§ Written problem
Lift out each line of the data that holds "European".

─── Given data ───

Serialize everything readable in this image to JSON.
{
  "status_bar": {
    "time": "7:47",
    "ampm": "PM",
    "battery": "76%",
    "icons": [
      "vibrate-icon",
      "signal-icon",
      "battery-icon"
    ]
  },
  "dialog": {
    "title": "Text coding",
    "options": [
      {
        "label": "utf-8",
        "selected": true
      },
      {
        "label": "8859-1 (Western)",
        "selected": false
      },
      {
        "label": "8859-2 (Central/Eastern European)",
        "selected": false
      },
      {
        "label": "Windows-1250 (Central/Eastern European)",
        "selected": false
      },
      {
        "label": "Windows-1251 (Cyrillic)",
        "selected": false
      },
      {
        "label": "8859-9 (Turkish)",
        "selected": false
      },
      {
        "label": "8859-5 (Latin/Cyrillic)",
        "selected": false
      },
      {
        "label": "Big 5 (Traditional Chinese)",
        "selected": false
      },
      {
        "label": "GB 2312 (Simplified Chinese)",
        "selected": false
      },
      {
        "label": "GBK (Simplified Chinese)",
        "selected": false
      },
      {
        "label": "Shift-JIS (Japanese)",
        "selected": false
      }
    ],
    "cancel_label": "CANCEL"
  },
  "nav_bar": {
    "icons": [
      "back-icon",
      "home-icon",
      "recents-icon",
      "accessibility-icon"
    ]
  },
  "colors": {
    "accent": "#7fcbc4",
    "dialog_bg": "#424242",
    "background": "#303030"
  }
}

───

§ Result for this task
        "label": "8859-2 (Central/Eastern European)",
        "label": "Windows-1250 (Central/Eastern European)",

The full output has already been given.